Aim:
Identify the lines containing the word "into". Copy each one.

BEGIN

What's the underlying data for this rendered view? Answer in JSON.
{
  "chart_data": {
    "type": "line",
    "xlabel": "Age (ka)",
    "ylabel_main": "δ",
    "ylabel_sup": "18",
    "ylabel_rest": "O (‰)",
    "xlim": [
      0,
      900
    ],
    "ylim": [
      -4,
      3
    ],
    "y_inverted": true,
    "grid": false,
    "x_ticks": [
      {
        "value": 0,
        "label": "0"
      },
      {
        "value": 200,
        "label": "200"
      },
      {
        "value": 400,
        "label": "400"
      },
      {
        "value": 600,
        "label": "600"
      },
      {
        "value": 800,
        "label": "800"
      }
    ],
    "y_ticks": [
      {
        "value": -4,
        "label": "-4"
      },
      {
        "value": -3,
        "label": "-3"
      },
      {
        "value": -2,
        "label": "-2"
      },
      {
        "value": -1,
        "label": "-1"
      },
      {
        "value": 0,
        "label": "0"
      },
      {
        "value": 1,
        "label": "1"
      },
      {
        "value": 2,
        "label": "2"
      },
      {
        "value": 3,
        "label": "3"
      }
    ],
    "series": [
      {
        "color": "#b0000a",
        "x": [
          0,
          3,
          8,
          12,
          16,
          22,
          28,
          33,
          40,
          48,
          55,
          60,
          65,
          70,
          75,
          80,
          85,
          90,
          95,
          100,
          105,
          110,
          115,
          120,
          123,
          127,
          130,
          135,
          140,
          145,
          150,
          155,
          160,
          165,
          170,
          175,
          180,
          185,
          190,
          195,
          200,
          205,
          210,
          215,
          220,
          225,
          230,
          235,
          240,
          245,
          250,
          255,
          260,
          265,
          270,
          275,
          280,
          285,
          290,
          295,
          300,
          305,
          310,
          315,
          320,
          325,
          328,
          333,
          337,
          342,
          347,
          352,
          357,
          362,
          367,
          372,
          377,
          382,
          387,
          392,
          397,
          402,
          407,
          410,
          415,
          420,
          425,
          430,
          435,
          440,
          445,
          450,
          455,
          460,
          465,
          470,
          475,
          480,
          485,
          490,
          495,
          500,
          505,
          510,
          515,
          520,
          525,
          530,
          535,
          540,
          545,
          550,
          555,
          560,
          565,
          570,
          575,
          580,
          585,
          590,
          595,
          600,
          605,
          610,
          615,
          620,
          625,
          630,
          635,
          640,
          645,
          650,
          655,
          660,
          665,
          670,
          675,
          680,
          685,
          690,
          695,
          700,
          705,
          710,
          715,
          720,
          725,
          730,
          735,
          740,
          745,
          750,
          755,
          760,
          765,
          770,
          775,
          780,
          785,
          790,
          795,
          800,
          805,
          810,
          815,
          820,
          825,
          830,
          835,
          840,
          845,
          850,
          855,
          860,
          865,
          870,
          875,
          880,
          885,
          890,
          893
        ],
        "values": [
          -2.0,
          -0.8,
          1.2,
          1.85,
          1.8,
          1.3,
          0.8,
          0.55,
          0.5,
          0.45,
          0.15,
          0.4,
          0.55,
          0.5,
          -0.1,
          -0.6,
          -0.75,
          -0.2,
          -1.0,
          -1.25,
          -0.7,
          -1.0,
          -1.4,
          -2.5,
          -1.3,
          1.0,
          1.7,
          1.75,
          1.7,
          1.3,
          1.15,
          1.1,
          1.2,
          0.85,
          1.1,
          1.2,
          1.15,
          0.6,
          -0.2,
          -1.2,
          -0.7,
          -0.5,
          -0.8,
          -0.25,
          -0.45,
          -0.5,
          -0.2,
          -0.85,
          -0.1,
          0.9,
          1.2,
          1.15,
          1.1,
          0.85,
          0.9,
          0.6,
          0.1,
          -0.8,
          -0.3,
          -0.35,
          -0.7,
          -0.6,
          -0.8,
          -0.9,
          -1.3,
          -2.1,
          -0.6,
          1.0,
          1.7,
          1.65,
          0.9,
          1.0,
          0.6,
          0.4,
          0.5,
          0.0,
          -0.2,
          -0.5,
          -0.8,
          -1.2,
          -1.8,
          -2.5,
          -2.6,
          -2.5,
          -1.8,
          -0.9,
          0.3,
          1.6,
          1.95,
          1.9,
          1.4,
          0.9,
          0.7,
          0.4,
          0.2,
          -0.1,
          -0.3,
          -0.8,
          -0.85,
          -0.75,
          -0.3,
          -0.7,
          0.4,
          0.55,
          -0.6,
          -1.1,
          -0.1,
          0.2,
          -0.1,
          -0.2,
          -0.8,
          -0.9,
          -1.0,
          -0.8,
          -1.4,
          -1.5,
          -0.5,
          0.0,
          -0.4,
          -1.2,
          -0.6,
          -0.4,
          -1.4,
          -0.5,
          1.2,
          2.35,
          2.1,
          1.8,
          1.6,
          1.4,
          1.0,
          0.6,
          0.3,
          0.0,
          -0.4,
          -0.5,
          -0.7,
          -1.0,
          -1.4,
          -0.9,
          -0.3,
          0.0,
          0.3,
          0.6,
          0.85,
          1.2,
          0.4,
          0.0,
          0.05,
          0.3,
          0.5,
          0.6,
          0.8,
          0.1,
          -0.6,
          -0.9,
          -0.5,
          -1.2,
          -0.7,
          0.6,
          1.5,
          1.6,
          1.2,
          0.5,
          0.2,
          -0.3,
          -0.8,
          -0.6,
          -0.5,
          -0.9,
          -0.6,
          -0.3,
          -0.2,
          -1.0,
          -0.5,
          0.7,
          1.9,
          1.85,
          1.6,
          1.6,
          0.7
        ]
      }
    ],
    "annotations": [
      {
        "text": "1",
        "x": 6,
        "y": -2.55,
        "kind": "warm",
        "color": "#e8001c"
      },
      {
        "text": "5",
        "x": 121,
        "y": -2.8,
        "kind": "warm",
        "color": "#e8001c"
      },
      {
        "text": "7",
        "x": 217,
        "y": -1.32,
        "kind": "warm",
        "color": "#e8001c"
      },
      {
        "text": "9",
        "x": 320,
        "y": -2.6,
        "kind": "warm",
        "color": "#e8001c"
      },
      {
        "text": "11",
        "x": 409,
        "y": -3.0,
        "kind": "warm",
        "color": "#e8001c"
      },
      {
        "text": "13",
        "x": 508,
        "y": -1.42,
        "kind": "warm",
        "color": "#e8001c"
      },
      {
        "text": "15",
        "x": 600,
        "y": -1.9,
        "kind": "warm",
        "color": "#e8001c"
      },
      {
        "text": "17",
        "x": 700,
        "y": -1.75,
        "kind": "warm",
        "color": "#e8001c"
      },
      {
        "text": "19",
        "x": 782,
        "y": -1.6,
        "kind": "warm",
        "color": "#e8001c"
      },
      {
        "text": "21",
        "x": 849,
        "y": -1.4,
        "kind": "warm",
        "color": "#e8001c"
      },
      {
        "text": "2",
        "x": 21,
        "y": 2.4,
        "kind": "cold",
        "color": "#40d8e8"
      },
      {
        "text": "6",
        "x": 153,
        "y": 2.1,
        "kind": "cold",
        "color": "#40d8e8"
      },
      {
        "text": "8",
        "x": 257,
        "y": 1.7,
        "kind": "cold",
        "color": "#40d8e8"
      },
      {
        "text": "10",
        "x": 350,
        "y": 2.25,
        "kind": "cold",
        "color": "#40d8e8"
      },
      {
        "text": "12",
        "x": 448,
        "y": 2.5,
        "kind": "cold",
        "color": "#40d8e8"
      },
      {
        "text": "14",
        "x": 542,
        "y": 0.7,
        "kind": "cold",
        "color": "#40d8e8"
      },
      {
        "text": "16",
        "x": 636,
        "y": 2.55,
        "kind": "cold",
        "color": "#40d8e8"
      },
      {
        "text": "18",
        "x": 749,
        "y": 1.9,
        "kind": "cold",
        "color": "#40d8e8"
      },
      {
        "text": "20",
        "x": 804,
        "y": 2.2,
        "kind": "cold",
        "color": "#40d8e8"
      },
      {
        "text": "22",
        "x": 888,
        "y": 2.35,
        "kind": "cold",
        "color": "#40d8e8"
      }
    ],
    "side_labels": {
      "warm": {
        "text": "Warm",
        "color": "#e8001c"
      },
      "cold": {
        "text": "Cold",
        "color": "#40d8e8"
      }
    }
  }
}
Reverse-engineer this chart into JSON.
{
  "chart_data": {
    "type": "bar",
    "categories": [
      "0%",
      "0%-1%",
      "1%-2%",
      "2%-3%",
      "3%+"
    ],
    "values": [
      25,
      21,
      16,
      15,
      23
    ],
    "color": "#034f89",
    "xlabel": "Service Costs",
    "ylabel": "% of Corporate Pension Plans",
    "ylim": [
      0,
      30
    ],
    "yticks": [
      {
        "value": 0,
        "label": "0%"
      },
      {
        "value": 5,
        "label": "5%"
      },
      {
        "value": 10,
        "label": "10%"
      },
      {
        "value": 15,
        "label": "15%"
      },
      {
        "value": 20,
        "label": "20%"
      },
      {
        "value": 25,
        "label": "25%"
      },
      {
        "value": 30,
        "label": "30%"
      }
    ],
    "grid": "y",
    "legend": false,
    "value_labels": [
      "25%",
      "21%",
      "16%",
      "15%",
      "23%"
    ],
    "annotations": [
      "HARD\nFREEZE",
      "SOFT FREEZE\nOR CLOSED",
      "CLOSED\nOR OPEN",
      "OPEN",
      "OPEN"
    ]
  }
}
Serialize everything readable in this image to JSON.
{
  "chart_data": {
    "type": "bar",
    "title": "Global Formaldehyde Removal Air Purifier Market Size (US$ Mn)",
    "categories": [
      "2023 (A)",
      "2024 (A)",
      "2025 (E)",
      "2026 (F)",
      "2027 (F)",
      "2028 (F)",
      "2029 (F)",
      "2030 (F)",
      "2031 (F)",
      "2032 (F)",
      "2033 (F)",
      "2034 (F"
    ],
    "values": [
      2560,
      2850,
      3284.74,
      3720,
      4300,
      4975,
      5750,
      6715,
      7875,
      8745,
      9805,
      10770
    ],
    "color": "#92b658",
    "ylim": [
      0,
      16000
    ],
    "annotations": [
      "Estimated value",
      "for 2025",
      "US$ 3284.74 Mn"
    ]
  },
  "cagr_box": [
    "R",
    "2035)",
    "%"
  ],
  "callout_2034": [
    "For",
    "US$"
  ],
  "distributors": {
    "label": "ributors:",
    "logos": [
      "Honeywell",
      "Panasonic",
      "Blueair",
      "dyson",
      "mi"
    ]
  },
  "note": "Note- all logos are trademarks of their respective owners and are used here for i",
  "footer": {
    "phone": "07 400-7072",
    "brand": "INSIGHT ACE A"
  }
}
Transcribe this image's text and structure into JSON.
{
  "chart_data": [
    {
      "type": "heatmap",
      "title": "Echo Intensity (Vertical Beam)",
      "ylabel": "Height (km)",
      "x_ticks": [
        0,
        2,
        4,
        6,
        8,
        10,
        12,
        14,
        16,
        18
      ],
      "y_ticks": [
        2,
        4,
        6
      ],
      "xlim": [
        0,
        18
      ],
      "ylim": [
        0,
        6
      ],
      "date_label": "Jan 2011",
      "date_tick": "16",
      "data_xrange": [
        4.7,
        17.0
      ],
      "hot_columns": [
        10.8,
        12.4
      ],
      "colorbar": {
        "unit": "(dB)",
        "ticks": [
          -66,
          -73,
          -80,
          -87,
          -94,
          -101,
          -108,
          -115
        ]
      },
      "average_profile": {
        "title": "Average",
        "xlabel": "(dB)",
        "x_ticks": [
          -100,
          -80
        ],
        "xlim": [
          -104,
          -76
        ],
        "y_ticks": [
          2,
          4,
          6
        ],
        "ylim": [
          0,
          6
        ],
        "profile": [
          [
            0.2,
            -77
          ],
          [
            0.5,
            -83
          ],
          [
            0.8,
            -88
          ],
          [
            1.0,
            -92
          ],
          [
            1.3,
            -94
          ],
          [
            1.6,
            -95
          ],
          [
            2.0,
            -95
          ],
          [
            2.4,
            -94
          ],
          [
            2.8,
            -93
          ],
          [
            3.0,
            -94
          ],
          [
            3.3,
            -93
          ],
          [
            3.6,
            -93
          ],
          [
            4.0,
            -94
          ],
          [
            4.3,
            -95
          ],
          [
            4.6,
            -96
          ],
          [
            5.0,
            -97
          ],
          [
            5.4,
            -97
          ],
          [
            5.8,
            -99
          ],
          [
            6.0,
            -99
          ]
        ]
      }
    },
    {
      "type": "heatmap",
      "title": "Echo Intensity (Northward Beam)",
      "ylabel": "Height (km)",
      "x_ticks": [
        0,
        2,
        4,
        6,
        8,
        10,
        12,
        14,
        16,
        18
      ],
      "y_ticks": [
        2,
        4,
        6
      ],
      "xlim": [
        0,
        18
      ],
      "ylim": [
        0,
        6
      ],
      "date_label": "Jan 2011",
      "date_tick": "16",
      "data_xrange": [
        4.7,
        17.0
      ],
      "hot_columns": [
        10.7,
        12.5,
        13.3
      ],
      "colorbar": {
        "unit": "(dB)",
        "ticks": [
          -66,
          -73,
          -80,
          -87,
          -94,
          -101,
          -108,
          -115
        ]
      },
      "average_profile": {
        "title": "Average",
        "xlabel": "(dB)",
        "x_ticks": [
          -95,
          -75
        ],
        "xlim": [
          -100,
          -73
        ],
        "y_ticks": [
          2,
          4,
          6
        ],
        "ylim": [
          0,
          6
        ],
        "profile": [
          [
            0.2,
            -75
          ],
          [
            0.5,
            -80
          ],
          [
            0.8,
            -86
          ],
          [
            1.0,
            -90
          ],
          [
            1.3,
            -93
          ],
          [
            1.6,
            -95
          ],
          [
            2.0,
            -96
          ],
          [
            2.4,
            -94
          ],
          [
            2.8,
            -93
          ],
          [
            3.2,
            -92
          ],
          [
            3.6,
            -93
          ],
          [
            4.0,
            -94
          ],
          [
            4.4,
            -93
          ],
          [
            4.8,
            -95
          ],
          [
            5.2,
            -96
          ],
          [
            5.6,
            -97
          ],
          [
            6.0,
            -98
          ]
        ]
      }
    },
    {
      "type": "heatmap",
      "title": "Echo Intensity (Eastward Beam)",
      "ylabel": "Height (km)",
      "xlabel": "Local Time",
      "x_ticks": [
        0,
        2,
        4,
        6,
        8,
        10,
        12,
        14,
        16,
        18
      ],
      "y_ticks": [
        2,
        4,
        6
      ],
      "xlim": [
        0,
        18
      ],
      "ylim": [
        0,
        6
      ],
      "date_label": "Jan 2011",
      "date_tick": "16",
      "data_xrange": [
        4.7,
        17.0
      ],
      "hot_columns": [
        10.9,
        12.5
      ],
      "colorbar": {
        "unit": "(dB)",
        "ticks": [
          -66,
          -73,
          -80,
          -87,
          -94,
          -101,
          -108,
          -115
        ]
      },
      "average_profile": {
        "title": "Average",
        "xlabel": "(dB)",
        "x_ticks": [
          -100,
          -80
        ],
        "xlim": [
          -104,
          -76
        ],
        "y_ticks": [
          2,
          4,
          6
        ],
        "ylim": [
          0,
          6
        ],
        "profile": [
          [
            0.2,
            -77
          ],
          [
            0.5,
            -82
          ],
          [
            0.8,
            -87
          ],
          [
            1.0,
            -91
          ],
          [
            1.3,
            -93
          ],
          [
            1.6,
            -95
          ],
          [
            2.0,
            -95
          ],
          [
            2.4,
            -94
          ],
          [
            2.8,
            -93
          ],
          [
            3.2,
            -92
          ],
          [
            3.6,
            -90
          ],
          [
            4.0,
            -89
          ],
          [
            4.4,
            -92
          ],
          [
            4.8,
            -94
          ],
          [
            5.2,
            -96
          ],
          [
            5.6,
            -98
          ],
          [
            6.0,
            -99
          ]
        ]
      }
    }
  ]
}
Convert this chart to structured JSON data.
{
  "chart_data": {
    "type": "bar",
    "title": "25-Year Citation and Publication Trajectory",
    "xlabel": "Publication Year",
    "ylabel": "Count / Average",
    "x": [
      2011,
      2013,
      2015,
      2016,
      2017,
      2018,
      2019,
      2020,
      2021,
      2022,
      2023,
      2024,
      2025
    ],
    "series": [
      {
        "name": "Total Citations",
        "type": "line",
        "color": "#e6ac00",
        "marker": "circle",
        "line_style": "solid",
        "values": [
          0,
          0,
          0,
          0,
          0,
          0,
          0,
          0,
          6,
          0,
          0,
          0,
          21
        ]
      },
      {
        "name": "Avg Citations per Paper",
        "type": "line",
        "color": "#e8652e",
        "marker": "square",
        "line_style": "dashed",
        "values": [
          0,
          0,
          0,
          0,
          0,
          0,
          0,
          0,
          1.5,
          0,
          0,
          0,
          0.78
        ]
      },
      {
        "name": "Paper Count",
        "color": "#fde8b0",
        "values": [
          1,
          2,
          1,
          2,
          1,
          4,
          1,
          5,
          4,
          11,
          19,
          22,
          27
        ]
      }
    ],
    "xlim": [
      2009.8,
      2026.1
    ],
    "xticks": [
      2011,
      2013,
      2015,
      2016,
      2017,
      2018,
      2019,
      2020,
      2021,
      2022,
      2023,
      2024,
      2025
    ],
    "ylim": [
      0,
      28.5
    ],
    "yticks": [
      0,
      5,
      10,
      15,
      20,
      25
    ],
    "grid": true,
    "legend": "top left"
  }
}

END

Task answer:
Reverse-engineer this chart into JSON.
Transcribe this image's text and structure into JSON.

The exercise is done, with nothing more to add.